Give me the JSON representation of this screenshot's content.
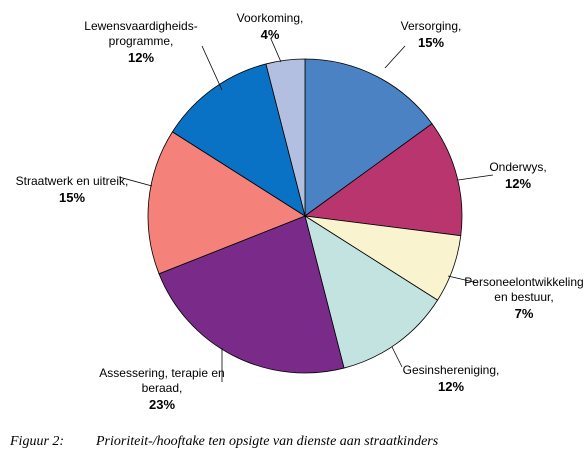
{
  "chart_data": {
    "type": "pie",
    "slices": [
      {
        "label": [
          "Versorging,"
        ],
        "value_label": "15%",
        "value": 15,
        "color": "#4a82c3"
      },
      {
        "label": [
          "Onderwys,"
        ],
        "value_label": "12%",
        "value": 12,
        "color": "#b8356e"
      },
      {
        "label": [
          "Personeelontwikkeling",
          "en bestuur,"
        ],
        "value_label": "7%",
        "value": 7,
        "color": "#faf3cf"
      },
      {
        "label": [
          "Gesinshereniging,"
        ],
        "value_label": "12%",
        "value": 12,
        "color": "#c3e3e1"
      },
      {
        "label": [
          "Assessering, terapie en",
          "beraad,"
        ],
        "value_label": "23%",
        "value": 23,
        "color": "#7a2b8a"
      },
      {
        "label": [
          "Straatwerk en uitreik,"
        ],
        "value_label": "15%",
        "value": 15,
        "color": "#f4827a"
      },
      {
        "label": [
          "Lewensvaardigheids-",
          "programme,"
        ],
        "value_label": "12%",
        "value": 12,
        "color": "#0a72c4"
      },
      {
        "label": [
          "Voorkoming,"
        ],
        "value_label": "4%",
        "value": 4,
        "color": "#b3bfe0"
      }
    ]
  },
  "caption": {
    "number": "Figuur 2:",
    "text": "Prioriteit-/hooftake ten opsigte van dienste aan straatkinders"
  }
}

§

### Task prompt
Pull out every line of the records that includes the string "color".

### Response for this exercise
        "color": "#4a82c3"
        "color": "#b8356e"
        "color": "#faf3cf"
        "color": "#c3e3e1"
        "color": "#7a2b8a"
        "color": "#f4827a"
        "color": "#0a72c4"
        "color": "#b3bfe0"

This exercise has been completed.